-- START OF Data in this exercise --

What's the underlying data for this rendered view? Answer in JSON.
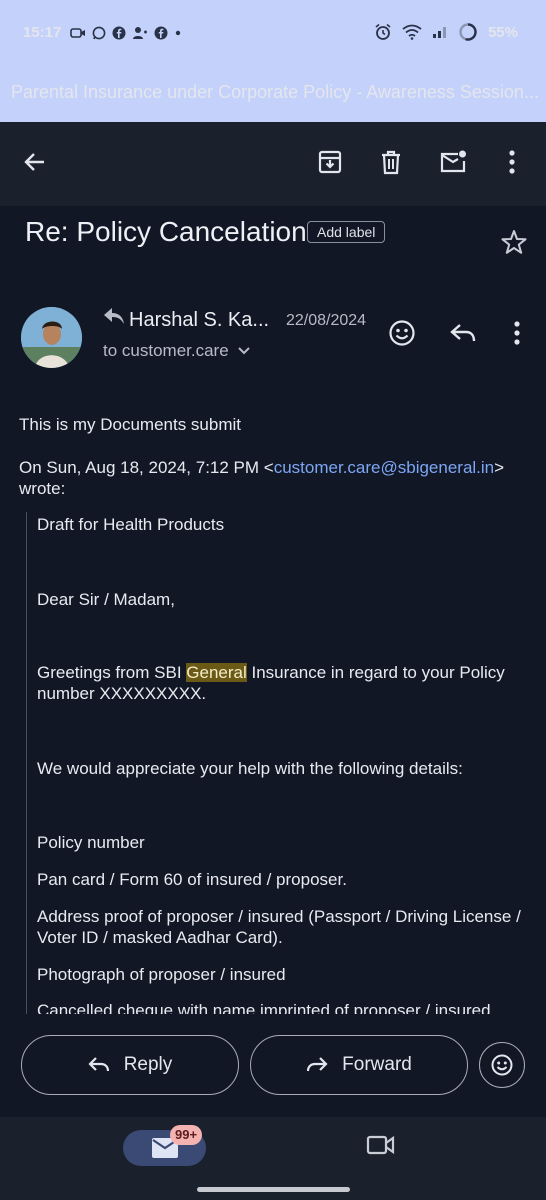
{
  "status": {
    "time": "15:17",
    "battery": "55%"
  },
  "notification": {
    "text": "Parental Insurance under Corporate Policy - Awareness Session..."
  },
  "email": {
    "subject": "Re: Policy Cancelation",
    "add_label": "Add label",
    "sender": "Harshal S. Ka...",
    "date": "22/08/2024",
    "to": "to customer.care",
    "body_intro": "This is my Documents  submit",
    "quote_header_prefix": "On Sun, Aug 18, 2024, 7:12 PM <",
    "quote_header_email": "customer.care@sbigeneral.in",
    "quote_header_suffix": ">",
    "quote_header_wrote": "wrote:",
    "quoted": {
      "line1": "Draft for Health Products",
      "line2": "Dear Sir / Madam,",
      "greeting_a": "Greetings from SBI ",
      "greeting_highlight": "General",
      "greeting_b": " Insurance in regard to your Policy number XXXXXXXXX.",
      "line4": "We would appreciate your help with the following details:",
      "line5": "Policy number",
      "line6": "Pan card / Form 60 of insured / proposer.",
      "line7": "Address proof of proposer / insured (Passport / Driving License / Voter ID / masked Aadhar Card).",
      "line8": "Photograph of proposer / insured",
      "line9": "Cancelled cheque with name imprinted of proposer / insured"
    }
  },
  "actions": {
    "reply": "Reply",
    "forward": "Forward"
  },
  "nav": {
    "mail_badge": "99+"
  },
  "colors": {
    "background": "#111725",
    "accent_link": "#7da6f3",
    "highlight": "#6a5a16",
    "notification": "#c4d1fb"
  }
}
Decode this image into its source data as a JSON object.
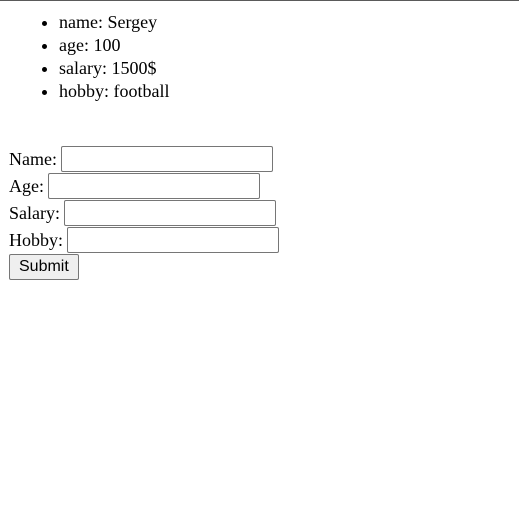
{
  "profile": {
    "items": [
      {
        "key": "name",
        "value": "Sergey"
      },
      {
        "key": "age",
        "value": "100"
      },
      {
        "key": "salary",
        "value": "1500$"
      },
      {
        "key": "hobby",
        "value": "football"
      }
    ]
  },
  "form": {
    "name_label": "Name:",
    "age_label": "Age:",
    "salary_label": "Salary:",
    "hobby_label": "Hobby:",
    "name_value": "",
    "age_value": "",
    "salary_value": "",
    "hobby_value": "",
    "submit_label": "Submit"
  }
}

-- END OF Data in this exercise --

▶ Problem to solve
Going through the records above, state how many lines carry "number", with no other text.

▶ Answer for the task
2